Pick out all lines of the entries that include the word "couvre" and copy them.

# START OF ENTRIES

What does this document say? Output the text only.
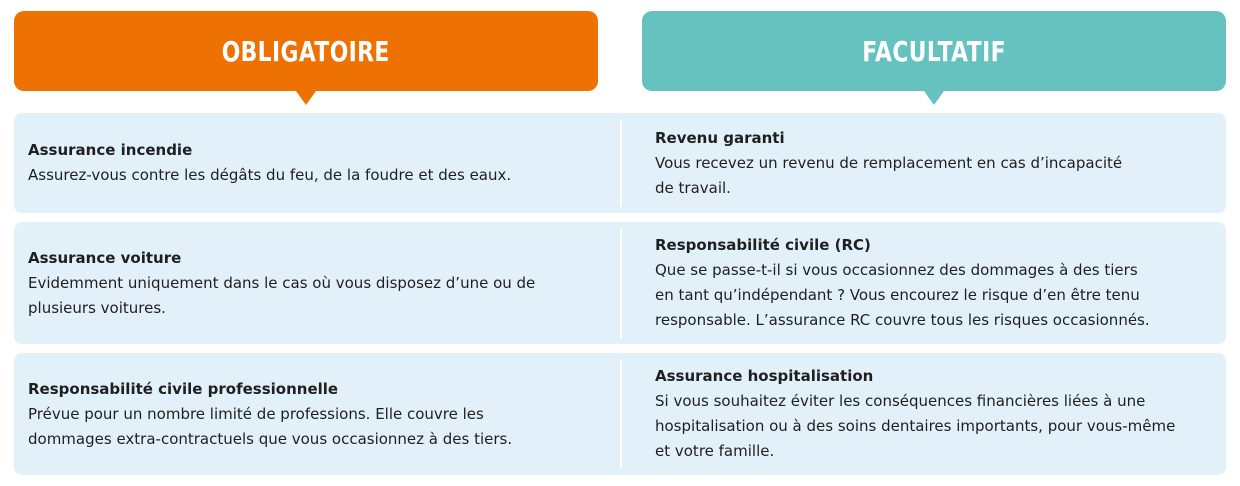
OBLIGATOIRE	FACULTATIF
Assurance incendie
Assurez-vous contre les dégâts du feu, de la foudre et des eaux.
Revenu garanti
Vous recevez un revenu de remplacement en cas d’incapacité
de travail.
Assurance voiture
Evidemment uniquement dans le cas où vous disposez d’une ou de
plusieurs voitures.
Responsabilité civile (RC)
Que se passe-t-il si vous occasionnez des dommages à des tiers
en tant qu’indépendant ? Vous encourez le risque d’en être tenu
responsable. L’assurance RC couvre tous les risques occasionnés.
Responsabilité civile professionnelle
Prévue pour un nombre limité de professions. Elle couvre les
dommages extra-contractuels que vous occasionnez à des tiers.
Assurance hospitalisation
Si vous souhaitez éviter les conséquences financières liées à une
hospitalisation ou à des soins dentaires importants, pour vous-même
et votre famille.
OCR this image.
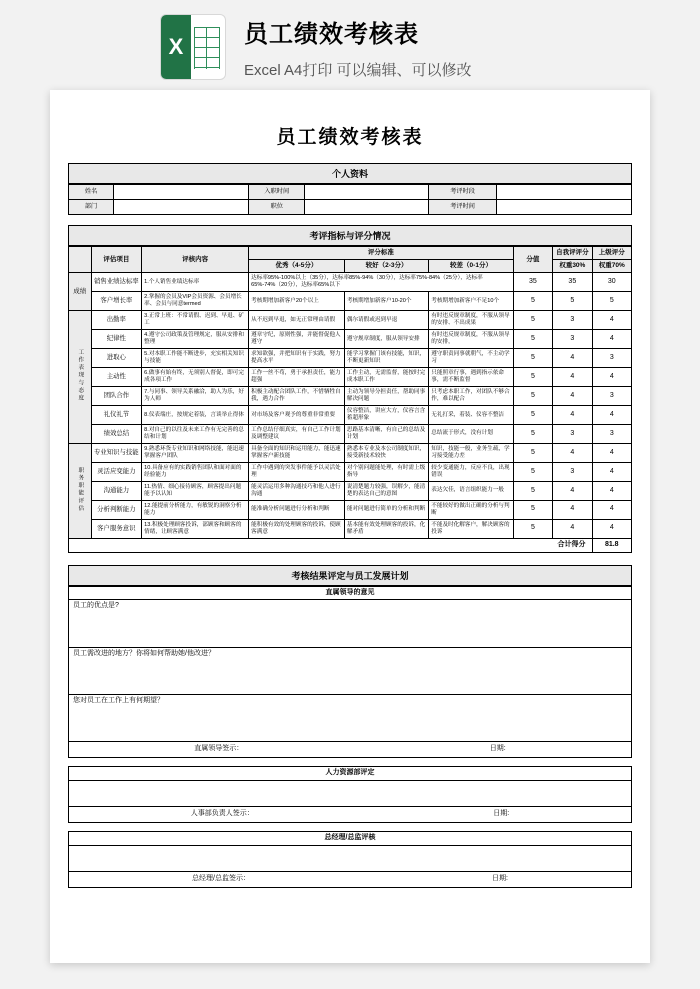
X	员工绩效考核表
Excel A4打印 可以编辑、可以修改
员工绩效考核表
个人资料
姓名		入职时间		考评时段	
部门		职位		考评时间	
考评指标与评分情况
	评估项目	评核内容	评分标准			分值	自我评评分	上级评分
			优秀（4-5分）	较好（2-3分）	较差（0-1分）		权重30%	权重70%
成绩	销售业绩达标率	1.个人销售业绩达标率	达标率95%-100%以上（35分），达标率85%-94%（30分），达标率75%-84%（25分），达标率65%-74%（20分），达标率65%以下			35	35	30
	客户增长率	2.掌握的会员及VIP会员资源、会员增长率、会员与同意termed	考核期增加新客户20个以上	考核期增加新客户10-20个	考核期增加新客户不足10个	5	5	5
工作表现与态度	出勤率	3.正常上班：不常请假、迟到、早退、矿工	从不迟到早退，如无正常理由请假	偶尔请假或迟到早退	有时违反规章制度，不服从领导的安排、不出成果	5	3	4
	纪律性	4.遵守公司政策及管理规定，服从安排和整理	遵章守纪，原则性强，并能督促他人遵守	遵守规章制度，服从领导安排	有时违反规章制度，不服从领导的安排，	5	3	4
	进取心	5.对本职工作能不断进步，充实相关知识与技能	求知欲强，并把知识有于实践，努力提高水平	能学习掌握门该有技能，知识，不断更新知识	遵守职责同事就朝气，不主动学习	5	4	3
	主动性	6.做事有始有终，无须别人督促，即可完成各项工作	工作一丝不苟，勇于承担责任，能力超强	工作主动，无需监督，能按时完成本职工作	只能照章行事，遇到指示依命事，需不断监督	5	4	4
	团队合作	7.与同事、领导关系融洽，助人为乐，好为人师	积极主动配合团队工作，不惜牺牲自我，遇力合作	主动为领导分担责任，帮助同事解决问题	只考虑本职工作，对团队不够合作，难以配合	5	4	3
	礼仪礼节	8.仪表端庄，按规定着装，言谈举止得体	对市场及客户观予的尊重非常重要	仪容整洁，讲应大方，仪容言含蓄超形象	无礼打采，着装、仪容不整洁	5	4	4
	绩效总结	8.对自己的以往及未来工作有无完善的总结和计划	工作总结仔细真实，有自己工作计划及调整建议	思路基本清晰，有自己的总结及计划	总结流于形式，没有计划	5	3	3
职务职能评估	专业知识与技能	9.熟悉环货专业知识和网络技能，能迅速掌握客户团队	具备全面的知识和运用能力，能迅速掌握客户新技能	熟悉本专业及本公司制度知识，接受新技术较快	知识，技能一般，业务生疏，学习接受能力差	5	4	4
	灵活应变能力	10.具备应有的实践销售团队和面对面的经验能力	工作中遇到的突发事件能予以灵活处理	对个别问题能处理，有时需上级指导	较少变通能力，反应不良，出现错误	5	3	4
	沟通能力	11.热情、细心接待顾客，顾客提出问题能予以认知	能灵活运用多种沟通技巧和他人进行沟通	说清楚题力较强，误解少，能清楚的表达自己的意图	表达欠佳，语言组织能力一般	5	4	4
	分析判断能力	12.能提前分析能力，有敏锐的洞察分析能力	能准确分析问题进行分析和判断	能对问题进行简单的分析和判断	不能较好的做出正确的分析与判断	5	4	4
	客户服务意识	13.积极处理顾客投诉，部顾客和顾客的情绪，让顾客满意	能积极有效的处理顾客的投诉，使顾客满意	基本能有效处理顾客的投诉，化解矛盾	不能及时化解客户，解决顾客的投诉	5	4	4
合计得分								81.8
考核结果评定与员工发展计划
直属领导的意见
员工的优点是?

员工需改进的地方？你将如何帮助她/他改进？

您对员工在工作上有何期望？

直属领导签示：	日期:
人力资源部评定

人事部负责人签示：	日期:
总经理/总监评核

总经理/总监签示：	日期:
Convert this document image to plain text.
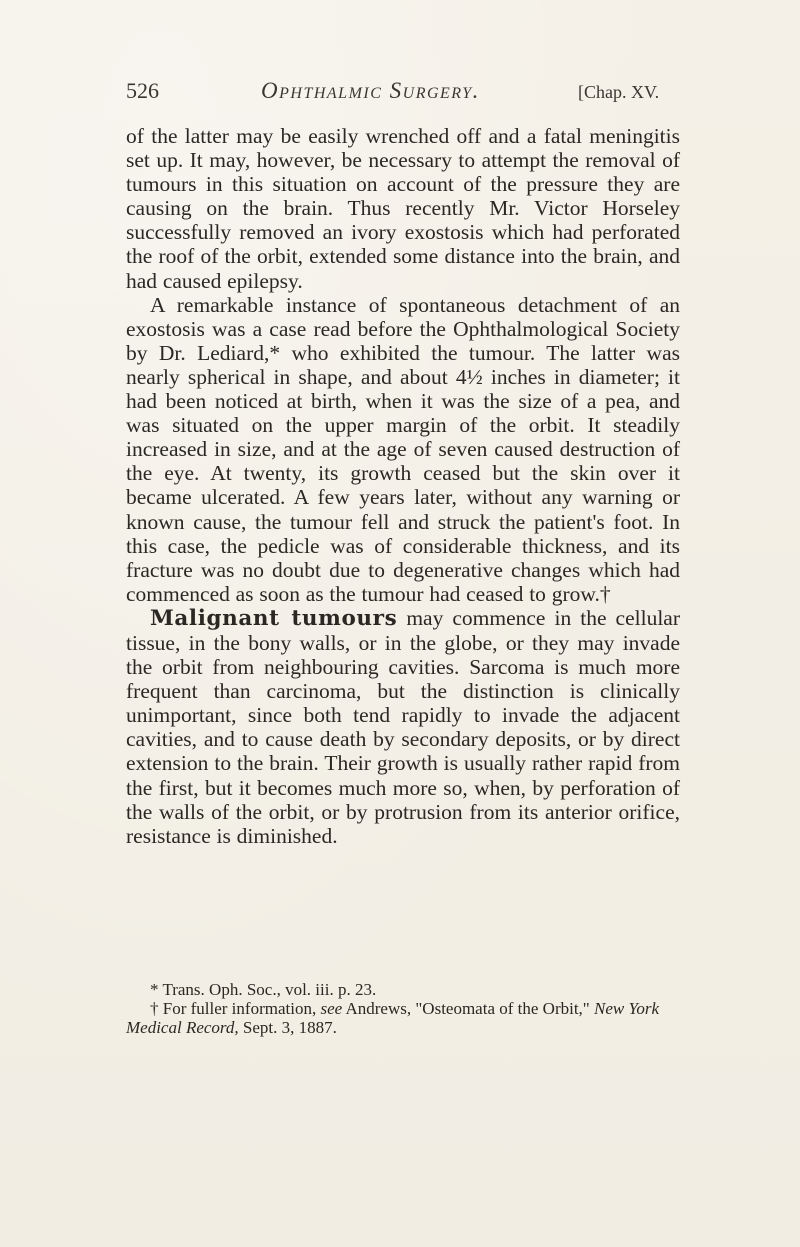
526	Ophthalmic Surgery.	[Chap. XV.

of the latter may be easily wrenched off and a fatal meningitis set up. It may, however, be necessary to attempt the removal of tumours in this situation on account of the pressure they are causing on the brain. Thus recently Mr. Victor Horseley successfully removed an ivory exostosis which had perforated the roof of the orbit, extended some distance into the brain, and had caused epilepsy.

A remarkable instance of spontaneous detachment of an exostosis was a case read before the Ophthalmological Society by Dr. Lediard,* who exhibited the tumour. The latter was nearly spherical in shape, and about 4½ inches in diameter; it had been noticed at birth, when it was the size of a pea, and was situated on the upper margin of the orbit. It steadily increased in size, and at the age of seven caused destruction of the eye. At twenty, its growth ceased but the skin over it became ulcerated. A few years later, without any warning or known cause, the tumour fell and struck the patient's foot. In this case, the pedicle was of considerable thickness, and its fracture was no doubt due to degenerative changes which had commenced as soon as the tumour had ceased to grow.†

Malignant tumours may commence in the cellular tissue, in the bony walls, or in the globe, or they may invade the orbit from neighbouring cavities. Sarcoma is much more frequent than carcinoma, but the distinction is clinically unimportant, since both tend rapidly to invade the adjacent cavities, and to cause death by secondary deposits, or by direct extension to the brain. Their growth is usually rather rapid from the first, but it becomes much more so, when, by perforation of the walls of the orbit, or by protrusion from its anterior orifice, resistance is diminished.

* Trans. Oph. Soc., vol. iii. p. 23.

† For fuller information, see Andrews, "Osteomata of the Orbit," New York Medical Record, Sept. 3, 1887.
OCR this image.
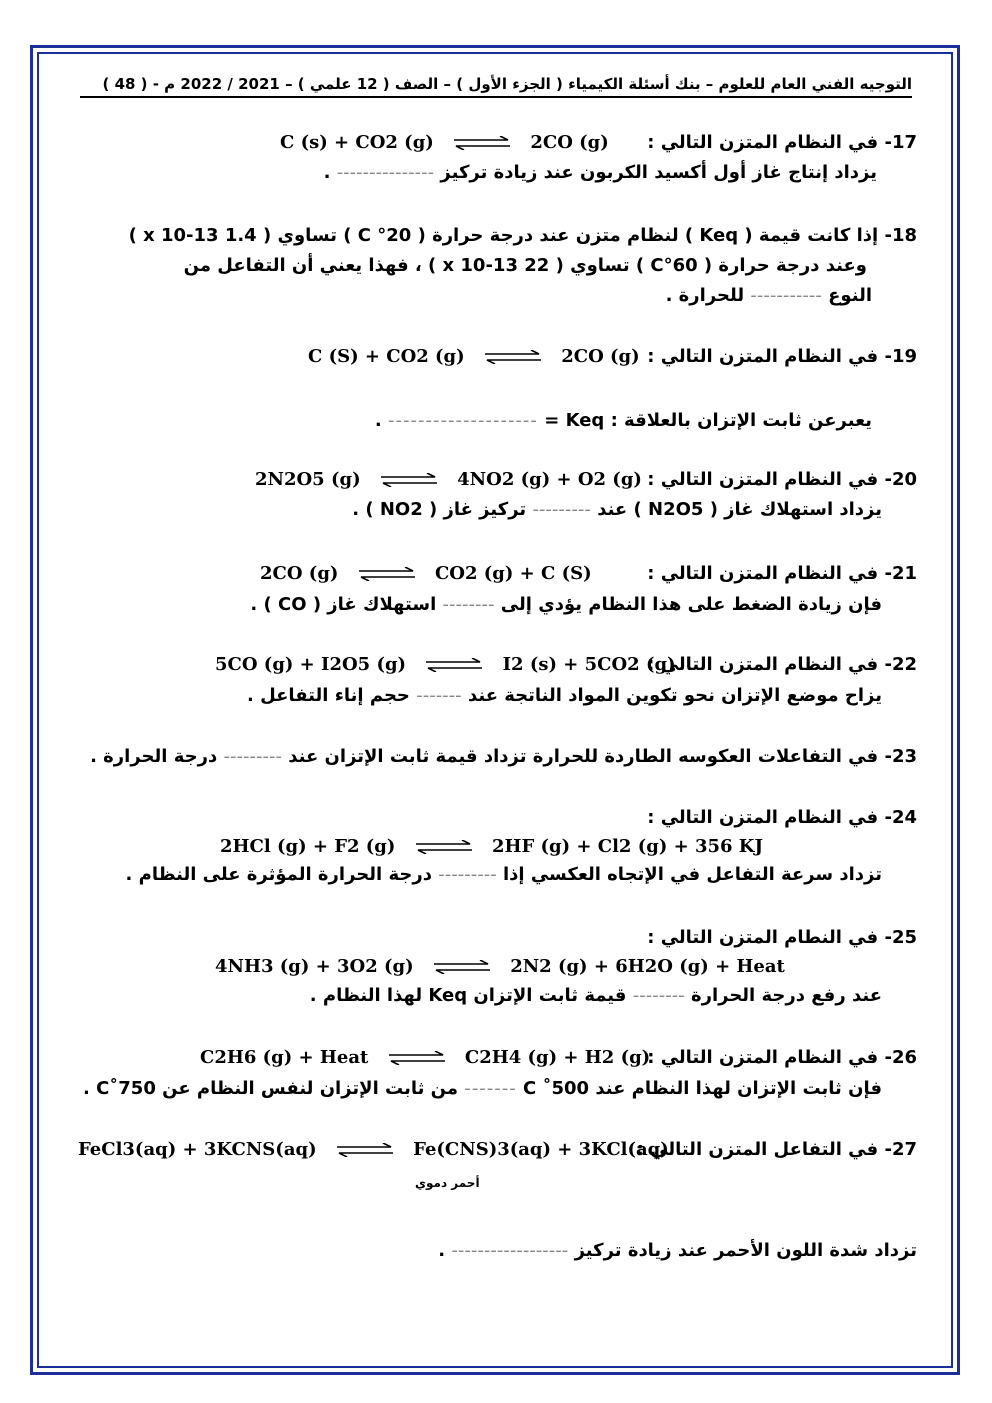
التوجيه الفني العام للعلوم – بنك أسئلة الكيمياء ( الجزء الأول ) – الصف ( 12 علمي ) – 2021 / 2022 م - ( 48 )
17- في النظام المتزن التالي :
C (s) + CO2 (g) ⇌ 2CO (g)
يزداد إنتاج غاز أول أكسيد الكربون عند زيادة تركيز --------------- .
18- إذا كانت قيمة ( Keq ) لنظام متزن عند درجة حرارة ( 20° C ) تساوي ( 1.4 x 10-13 )
وعند درجة حرارة ( 60°C ) تساوي ( 22 x 10-13 ) ، فهذا يعني أن التفاعل من
النوع ----------- للحرارة .
19- في النظام المتزن التالي :
C (S) + CO2 (g) ⇌ 2CO (g)
يعبرعن ثابت الإتزان بالعلاقة : Keq = -------------------- .
20- في النظام المتزن التالي :
2N2O5 (g) ⇌ 4NO2 (g) + O2 (g)
يزداد استهلاك غاز ( N2O5 ) عند --------- تركيز غاز ( NO2 ) .
21- في النظام المتزن التالي :
2CO (g) ⇌ CO2 (g) + C (S)
فإن زيادة الضغط على هذا النظام يؤدي إلى -------- استهلاك غاز ( CO ) .
22- في النظام المتزن التالي :
5CO (g) + I2O5 (g) ⇌ I2 (s) + 5CO2 (g)
يزاح موضع الإتزان نحو تكوين المواد الناتجة عند ------- حجم إناء التفاعل .
23- في التفاعلات العكوسه الطاردة للحرارة تزداد قيمة ثابت الإتزان عند --------- درجة الحرارة .
24- في النظام المتزن التالي :
2HCl (g) + F2 (g) ⇌ 2HF (g) + Cl2 (g) + 356 KJ
تزداد سرعة التفاعل في الإتجاه العكسي إذا --------- درجة الحرارة المؤثرة على النظام .
25- في النطام المتزن التالي :
4NH3 (g) + 3O2 (g) ⇌ 2N2 (g) + 6H2O (g) + Heat
عند رفع درجة الحرارة -------- قيمة ثابت الإتزان Keq لهذا النظام .
26- في النظام المتزن التالي :
C2H6 (g) + Heat ⇌ C2H4 (g) + H2 (g)
فإن ثابت الإتزان لهذا النظام عند 500˚ C ------- من ثابت الإتزان لنفس النظام عن 750˚C .
27- في التفاعل المتزن التالي :
FeCl3(aq) + 3KCNS(aq) ⇌ Fe(CNS)3(aq) + 3KCl(aq)
أحمر دموي
تزداد شدة اللون الأحمر عند زيادة تركيز ------------------ .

# END OF ENTRIES

## THE REPLY
responsable. L’assurance RC couvre tous les risques occasionnés.
Prévue pour un nombre limité de professions. Elle couvre les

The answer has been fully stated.